EXERCISE PROMPT: Look through the material below and give the number of lines holding "from", with no other words.

DATA RECORDS:
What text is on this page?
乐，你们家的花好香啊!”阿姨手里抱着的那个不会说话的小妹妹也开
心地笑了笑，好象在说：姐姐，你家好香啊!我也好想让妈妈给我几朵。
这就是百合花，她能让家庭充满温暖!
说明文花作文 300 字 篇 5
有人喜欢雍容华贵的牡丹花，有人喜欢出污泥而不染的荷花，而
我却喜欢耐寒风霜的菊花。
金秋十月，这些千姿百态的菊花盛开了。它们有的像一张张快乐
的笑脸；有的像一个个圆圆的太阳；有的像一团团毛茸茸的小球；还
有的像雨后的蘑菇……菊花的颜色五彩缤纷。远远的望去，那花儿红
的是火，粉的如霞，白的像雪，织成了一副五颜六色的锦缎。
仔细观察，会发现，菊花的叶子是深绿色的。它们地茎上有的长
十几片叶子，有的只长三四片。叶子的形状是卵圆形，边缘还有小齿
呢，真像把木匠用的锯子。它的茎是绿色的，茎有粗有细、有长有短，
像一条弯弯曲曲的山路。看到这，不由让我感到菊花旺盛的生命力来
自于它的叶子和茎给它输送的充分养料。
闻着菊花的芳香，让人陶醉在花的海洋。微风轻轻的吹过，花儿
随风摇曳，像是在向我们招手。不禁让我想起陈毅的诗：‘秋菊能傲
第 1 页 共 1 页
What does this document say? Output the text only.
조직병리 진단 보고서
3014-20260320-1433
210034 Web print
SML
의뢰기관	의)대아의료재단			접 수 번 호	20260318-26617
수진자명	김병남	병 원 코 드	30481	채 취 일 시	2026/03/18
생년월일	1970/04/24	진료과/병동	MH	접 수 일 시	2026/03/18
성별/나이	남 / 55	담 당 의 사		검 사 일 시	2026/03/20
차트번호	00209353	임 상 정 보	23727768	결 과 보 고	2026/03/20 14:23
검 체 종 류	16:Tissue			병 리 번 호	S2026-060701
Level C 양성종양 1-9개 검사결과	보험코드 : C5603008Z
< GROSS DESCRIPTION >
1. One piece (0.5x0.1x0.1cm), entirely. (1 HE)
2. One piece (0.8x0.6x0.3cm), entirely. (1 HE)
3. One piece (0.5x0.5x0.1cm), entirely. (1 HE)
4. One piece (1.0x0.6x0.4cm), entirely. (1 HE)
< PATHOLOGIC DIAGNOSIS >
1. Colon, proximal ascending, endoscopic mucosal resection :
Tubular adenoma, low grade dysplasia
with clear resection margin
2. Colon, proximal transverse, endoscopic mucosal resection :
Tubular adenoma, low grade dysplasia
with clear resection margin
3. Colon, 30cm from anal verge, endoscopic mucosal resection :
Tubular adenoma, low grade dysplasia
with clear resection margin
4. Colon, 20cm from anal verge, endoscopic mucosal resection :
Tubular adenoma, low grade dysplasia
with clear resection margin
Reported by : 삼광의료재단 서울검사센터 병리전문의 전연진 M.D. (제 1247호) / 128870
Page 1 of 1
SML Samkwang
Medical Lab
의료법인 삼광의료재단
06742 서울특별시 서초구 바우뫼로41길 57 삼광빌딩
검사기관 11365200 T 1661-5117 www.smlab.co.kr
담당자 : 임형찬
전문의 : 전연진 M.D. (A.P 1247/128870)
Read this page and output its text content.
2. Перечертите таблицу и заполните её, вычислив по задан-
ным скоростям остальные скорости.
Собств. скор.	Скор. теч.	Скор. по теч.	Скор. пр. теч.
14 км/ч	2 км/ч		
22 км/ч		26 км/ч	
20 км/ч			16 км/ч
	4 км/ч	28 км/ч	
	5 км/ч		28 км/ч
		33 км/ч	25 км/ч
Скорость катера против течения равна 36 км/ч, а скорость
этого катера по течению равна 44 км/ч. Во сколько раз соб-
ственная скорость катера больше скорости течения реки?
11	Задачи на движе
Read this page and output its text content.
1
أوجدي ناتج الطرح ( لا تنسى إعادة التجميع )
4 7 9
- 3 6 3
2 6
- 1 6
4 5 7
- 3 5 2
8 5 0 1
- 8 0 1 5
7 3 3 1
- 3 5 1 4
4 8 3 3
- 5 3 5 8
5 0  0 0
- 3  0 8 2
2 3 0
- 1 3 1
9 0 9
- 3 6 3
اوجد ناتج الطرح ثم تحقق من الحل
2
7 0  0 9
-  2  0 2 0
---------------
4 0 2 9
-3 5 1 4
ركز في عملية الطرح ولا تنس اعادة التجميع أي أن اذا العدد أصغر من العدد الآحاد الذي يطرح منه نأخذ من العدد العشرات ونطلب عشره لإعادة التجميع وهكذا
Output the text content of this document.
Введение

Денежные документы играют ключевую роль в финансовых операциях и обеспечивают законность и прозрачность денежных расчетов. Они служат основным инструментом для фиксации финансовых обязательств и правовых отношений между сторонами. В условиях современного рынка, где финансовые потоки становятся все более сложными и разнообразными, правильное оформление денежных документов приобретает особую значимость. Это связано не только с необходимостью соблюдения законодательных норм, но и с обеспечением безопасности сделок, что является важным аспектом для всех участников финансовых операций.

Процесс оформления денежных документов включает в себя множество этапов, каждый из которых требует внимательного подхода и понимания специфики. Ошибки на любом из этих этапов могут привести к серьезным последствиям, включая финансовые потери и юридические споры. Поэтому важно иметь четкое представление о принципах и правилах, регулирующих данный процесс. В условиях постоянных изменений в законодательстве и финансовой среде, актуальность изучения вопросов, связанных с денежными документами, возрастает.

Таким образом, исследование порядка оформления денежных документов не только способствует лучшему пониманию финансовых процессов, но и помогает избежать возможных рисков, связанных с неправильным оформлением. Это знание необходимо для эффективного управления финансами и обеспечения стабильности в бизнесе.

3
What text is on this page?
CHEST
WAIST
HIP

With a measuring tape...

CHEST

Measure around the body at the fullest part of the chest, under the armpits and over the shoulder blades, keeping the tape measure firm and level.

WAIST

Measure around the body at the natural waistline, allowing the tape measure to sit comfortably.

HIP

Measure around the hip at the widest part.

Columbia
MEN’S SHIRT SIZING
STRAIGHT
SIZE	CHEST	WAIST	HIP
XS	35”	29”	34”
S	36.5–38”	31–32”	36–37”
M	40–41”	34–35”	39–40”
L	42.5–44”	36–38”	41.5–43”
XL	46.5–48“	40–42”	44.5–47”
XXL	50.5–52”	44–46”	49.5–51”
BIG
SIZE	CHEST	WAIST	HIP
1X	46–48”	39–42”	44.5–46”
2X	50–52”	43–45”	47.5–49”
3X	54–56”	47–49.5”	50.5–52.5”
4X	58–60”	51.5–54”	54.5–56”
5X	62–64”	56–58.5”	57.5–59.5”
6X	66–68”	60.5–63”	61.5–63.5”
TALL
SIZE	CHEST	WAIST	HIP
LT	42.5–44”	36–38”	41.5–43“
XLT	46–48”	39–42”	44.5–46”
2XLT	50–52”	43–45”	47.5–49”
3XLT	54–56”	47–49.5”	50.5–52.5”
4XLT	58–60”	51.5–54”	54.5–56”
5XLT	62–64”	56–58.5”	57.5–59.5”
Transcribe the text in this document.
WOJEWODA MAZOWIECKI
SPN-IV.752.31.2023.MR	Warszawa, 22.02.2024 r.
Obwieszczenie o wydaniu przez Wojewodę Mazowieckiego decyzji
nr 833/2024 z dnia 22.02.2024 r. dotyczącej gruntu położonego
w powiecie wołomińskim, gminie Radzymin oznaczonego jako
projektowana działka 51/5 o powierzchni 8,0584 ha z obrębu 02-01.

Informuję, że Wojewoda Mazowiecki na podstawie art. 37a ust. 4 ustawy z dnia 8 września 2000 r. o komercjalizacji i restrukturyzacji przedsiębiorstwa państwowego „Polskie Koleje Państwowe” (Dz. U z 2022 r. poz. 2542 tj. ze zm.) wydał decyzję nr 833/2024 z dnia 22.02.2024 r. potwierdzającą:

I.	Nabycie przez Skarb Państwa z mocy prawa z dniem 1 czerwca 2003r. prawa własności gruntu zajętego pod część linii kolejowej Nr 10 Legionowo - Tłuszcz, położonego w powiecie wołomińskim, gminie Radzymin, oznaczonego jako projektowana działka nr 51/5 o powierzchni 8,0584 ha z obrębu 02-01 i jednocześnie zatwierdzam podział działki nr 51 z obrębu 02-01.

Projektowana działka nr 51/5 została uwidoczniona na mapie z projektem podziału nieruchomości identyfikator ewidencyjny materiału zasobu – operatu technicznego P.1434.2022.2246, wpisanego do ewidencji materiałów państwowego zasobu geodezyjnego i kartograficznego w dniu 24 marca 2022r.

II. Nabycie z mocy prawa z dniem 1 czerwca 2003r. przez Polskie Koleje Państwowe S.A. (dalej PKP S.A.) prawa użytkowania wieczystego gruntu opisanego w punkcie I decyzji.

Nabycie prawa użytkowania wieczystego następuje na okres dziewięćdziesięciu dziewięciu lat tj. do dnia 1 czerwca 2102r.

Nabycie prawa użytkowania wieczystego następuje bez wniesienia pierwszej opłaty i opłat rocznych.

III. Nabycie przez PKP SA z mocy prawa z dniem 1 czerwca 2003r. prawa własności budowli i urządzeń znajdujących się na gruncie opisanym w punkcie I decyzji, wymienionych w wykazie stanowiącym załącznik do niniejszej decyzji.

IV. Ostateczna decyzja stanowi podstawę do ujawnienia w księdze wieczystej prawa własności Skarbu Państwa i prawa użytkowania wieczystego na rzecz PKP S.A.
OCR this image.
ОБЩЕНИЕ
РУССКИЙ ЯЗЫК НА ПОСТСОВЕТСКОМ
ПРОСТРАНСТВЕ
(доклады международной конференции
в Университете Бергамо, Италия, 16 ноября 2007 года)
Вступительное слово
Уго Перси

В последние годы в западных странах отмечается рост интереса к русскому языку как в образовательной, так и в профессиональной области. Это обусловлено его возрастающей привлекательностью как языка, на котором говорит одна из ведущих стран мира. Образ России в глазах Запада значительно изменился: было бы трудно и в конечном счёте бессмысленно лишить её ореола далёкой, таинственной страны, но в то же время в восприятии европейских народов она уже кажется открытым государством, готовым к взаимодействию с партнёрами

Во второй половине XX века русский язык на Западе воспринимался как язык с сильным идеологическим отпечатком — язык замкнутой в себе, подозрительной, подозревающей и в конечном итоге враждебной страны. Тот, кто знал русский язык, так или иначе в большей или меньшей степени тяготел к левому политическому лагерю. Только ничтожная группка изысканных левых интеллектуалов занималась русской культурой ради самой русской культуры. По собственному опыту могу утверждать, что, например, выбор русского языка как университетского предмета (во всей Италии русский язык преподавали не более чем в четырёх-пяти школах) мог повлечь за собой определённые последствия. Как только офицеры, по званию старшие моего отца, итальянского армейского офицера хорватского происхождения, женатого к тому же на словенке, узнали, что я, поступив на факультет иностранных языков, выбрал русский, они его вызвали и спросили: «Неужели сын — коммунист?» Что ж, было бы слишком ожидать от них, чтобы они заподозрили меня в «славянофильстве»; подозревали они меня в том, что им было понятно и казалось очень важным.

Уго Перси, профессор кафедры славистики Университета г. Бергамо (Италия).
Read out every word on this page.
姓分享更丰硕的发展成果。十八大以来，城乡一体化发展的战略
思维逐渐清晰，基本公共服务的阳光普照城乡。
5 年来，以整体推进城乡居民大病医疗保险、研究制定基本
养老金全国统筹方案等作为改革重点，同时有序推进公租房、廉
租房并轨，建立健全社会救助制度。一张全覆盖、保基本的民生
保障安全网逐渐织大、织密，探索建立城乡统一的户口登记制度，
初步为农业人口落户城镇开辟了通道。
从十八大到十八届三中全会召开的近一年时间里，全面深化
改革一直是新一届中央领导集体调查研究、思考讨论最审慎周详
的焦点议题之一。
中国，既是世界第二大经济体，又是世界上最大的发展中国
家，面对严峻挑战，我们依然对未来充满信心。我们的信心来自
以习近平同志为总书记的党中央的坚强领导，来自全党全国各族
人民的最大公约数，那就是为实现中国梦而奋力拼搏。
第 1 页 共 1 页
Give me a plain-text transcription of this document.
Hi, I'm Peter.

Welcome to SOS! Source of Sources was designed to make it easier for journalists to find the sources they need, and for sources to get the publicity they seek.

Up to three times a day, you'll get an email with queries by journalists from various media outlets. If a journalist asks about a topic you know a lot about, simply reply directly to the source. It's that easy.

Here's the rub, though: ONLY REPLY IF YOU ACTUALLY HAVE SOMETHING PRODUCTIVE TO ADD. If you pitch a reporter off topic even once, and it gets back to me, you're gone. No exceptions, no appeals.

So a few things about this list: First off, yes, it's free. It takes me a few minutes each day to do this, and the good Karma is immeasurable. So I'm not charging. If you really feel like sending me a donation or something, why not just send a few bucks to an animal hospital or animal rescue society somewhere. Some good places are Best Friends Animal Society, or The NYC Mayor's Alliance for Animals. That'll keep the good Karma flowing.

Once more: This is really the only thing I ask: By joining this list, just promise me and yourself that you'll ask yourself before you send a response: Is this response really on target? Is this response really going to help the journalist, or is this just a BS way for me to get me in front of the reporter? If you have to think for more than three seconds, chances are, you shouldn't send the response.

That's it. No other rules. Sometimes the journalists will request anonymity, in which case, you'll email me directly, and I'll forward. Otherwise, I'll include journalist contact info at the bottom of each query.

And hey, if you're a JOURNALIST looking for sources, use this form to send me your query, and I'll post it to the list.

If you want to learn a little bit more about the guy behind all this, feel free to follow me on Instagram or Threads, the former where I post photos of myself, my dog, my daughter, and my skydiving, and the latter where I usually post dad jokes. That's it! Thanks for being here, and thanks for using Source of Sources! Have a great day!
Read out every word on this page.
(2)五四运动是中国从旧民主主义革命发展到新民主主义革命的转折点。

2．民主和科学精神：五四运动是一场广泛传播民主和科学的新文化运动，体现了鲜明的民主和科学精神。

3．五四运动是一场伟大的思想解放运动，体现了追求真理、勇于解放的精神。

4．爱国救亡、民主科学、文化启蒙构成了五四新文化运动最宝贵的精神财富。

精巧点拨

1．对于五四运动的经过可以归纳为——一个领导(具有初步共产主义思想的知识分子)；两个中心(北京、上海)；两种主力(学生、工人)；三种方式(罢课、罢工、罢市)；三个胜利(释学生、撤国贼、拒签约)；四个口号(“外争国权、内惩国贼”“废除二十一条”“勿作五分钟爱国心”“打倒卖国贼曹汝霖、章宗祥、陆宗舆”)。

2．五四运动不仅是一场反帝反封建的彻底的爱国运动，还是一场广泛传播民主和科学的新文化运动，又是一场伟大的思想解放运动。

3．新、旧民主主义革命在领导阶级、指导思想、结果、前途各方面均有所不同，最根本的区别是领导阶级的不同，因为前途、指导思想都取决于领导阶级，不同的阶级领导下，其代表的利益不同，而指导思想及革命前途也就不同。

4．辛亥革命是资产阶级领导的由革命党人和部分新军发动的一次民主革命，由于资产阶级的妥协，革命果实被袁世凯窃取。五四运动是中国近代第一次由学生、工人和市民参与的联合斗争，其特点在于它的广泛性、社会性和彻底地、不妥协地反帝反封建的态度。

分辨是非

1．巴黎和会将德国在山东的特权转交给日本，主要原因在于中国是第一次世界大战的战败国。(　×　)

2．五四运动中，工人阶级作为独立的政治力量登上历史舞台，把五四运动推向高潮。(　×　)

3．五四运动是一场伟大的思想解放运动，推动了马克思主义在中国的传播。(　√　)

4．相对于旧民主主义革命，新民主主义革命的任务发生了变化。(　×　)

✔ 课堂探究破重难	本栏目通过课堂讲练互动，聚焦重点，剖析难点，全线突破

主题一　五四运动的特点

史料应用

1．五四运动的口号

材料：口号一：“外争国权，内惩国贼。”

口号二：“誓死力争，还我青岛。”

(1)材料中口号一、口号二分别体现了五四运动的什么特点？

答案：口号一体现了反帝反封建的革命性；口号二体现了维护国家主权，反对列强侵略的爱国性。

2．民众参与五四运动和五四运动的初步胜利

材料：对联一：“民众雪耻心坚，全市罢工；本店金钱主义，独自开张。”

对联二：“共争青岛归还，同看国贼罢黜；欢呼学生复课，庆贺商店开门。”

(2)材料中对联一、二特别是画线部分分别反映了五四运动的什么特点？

SOLUTION TO THIS EXERCISE: 3